**WHAT TO PRODUCE**: Each record below must be returned exactly as shown.

**LISTED RECORDS**:
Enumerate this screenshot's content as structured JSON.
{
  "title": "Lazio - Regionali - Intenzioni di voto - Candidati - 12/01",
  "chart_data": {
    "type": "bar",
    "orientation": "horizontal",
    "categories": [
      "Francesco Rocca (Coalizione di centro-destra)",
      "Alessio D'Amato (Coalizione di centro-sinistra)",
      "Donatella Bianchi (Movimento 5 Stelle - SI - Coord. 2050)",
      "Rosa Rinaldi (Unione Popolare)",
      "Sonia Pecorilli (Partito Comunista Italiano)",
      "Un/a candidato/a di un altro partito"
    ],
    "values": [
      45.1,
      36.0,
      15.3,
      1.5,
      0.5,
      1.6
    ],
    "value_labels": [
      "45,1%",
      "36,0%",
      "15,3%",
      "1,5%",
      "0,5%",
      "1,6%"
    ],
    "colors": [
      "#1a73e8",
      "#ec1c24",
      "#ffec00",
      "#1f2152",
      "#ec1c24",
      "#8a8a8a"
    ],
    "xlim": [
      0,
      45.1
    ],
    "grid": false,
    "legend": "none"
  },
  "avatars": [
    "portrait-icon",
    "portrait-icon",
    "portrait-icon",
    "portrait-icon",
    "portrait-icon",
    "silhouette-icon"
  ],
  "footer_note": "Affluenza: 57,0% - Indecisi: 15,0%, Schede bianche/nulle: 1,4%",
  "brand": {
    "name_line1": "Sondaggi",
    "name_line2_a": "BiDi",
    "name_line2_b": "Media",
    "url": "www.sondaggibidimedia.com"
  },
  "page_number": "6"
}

**CORRECT ANSWER**:
Enumerate this screenshot's content as structured JSON.
{
  "title": "Lazio - Regionali - Intenzioni di voto - Candidati - 12/01",
  "chart_data": {
    "type": "bar",
    "orientation": "horizontal",
    "categories": [
      "Francesco Rocca (Coalizione di centro-destra)",
      "Alessio D'Amato (Coalizione di centro-sinistra)",
      "Donatella Bianchi (Movimento 5 Stelle - SI - Coord. 2050)",
      "Rosa Rinaldi (Unione Popolare)",
      "Sonia Pecorilli (Partito Comunista Italiano)",
      "Un/a candidato/a di un altro partito"
    ],
    "values": [
      45.1,
      36.0,
      15.3,
      1.5,
      0.5,
      1.6
    ],
    "value_labels": [
      "45,1%",
      "36,0%",
      "15,3%",
      "1,5%",
      "0,5%",
      "1,6%"
    ],
    "colors": [
      "#1a73e8",
      "#ec1c24",
      "#ffec00",
      "#1f2152",
      "#ec1c24",
      "#8a8a8a"
    ],
    "xlim": [
      0,
      45.1
    ],
    "grid": false,
    "legend": "none"
  },
  "avatars": [
    "portrait-icon",
    "portrait-icon",
    "portrait-icon",
    "portrait-icon",
    "portrait-icon",
    "silhouette-icon"
  ],
  "footer_note": "Affluenza: 57,0% - Indecisi: 15,0%, Schede bianche/nulle: 1,4%",
  "brand": {
    "name_line1": "Sondaggi",
    "name_line2_a": "BiDi",
    "name_line2_b": "Media",
    "url": "www.sondaggibidimedia.com"
  },
  "page_number": "6"
}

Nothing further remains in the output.